▸ Activity: Return all lines of the records that contain the word "Bacteria".

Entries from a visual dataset
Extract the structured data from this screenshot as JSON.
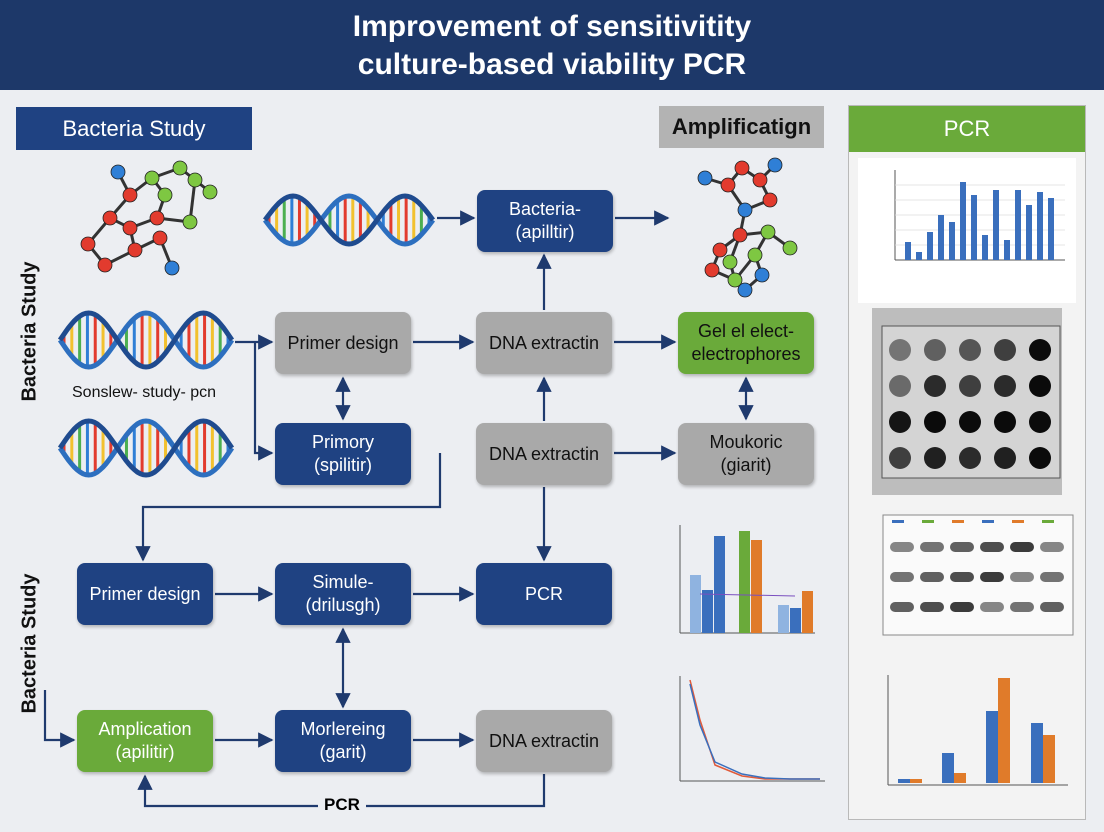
{
  "header": {
    "title_lines": [
      "Improvement of sensitivitity",
      "culture-based viability PCR"
    ]
  },
  "sections": {
    "left": "Bacteria Study",
    "middle": "Amplificatign",
    "right": "PCR"
  },
  "side_labels": [
    "Bacteria Study",
    "Bacteria Study"
  ],
  "helix_caption": "Sonslew- study- pcn",
  "nodes": [
    {
      "lines": [
        "Bacteria-",
        "(apilltir)"
      ]
    },
    {
      "lines": [
        "Primer design"
      ]
    },
    {
      "lines": [
        "DNA extractin"
      ]
    },
    {
      "lines": [
        "Gel el elect-",
        "electrophores"
      ]
    },
    {
      "lines": [
        "Primory",
        "(spilitir)"
      ]
    },
    {
      "lines": [
        "DNA extractin"
      ]
    },
    {
      "lines": [
        "Moukoric",
        "(giarit)"
      ]
    },
    {
      "lines": [
        "Primer design"
      ]
    },
    {
      "lines": [
        "Simule-",
        "(drilusgh)"
      ]
    },
    {
      "lines": [
        "PCR"
      ]
    },
    {
      "lines": [
        "Amplication",
        "(apilitir)"
      ]
    },
    {
      "lines": [
        "Morlereing",
        "(garit)"
      ]
    },
    {
      "lines": [
        "DNA extractin"
      ]
    }
  ],
  "edge_label": "PCR"
}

▸ Reply to the exercise:
    "left": "Bacteria Study",
    "Bacteria Study",
    "Bacteria Study"
        "Bacteria-",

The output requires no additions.